Data for the task:
○ ○ ○
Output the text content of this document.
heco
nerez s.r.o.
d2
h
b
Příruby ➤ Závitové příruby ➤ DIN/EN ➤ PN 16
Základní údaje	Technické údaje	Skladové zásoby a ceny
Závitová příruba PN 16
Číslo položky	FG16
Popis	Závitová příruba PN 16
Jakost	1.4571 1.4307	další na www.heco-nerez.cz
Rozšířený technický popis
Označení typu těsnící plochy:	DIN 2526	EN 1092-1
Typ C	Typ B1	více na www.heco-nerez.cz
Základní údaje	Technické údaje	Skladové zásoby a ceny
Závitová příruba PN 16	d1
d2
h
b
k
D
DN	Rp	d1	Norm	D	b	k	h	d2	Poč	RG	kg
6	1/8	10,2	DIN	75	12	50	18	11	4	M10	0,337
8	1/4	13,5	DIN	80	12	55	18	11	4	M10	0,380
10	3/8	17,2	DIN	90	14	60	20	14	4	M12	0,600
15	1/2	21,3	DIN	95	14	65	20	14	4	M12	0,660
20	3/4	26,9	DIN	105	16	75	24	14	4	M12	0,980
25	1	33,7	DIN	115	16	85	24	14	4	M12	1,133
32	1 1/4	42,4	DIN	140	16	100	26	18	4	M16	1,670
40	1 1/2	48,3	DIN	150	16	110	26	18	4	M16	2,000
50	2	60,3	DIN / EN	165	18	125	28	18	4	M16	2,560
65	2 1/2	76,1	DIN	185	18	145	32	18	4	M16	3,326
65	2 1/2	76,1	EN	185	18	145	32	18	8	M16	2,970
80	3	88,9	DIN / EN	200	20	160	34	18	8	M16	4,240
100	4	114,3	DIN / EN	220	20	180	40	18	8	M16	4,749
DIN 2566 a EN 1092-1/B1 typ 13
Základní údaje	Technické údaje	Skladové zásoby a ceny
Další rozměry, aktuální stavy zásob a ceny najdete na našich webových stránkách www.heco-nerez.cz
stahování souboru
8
○ ○ ○
Extract every line above exactly as it stands.

Response to the task:
Output the text content of this document.
heco
nerez s.r.o.
d2
h
b
Příruby ➤ Závitové příruby ➤ DIN/EN ➤ PN 16
Základní údaje	Technické údaje	Skladové zásoby a ceny
Závitová příruba PN 16
Číslo položky	FG16
Popis	Závitová příruba PN 16
Jakost	1.4571 1.4307	další na www.heco-nerez.cz
Rozšířený technický popis
Označení typu těsnící plochy:	DIN 2526	EN 1092-1
Typ C	Typ B1	více na www.heco-nerez.cz
Základní údaje	Technické údaje	Skladové zásoby a ceny
Závitová příruba PN 16	d1
d2
h
b
k
D
DN	Rp	d1	Norm	D	b	k	h	d2	Poč	RG	kg
6	1/8	10,2	DIN	75	12	50	18	11	4	M10	0,337
8	1/4	13,5	DIN	80	12	55	18	11	4	M10	0,380
10	3/8	17,2	DIN	90	14	60	20	14	4	M12	0,600
15	1/2	21,3	DIN	95	14	65	20	14	4	M12	0,660
20	3/4	26,9	DIN	105	16	75	24	14	4	M12	0,980
25	1	33,7	DIN	115	16	85	24	14	4	M12	1,133
32	1 1/4	42,4	DIN	140	16	100	26	18	4	M16	1,670
40	1 1/2	48,3	DIN	150	16	110	26	18	4	M16	2,000
50	2	60,3	DIN / EN	165	18	125	28	18	4	M16	2,560
65	2 1/2	76,1	DIN	185	18	145	32	18	4	M16	3,326
65	2 1/2	76,1	EN	185	18	145	32	18	8	M16	2,970
80	3	88,9	DIN / EN	200	20	160	34	18	8	M16	4,240
100	4	114,3	DIN / EN	220	20	180	40	18	8	M16	4,749
DIN 2566 a EN 1092-1/B1 typ 13
Základní údaje	Technické údaje	Skladové zásoby a ceny
Další rozměry, aktuální stavy zásob a ceny najdete na našich webových stránkách www.heco-nerez.cz
stahování souboru
8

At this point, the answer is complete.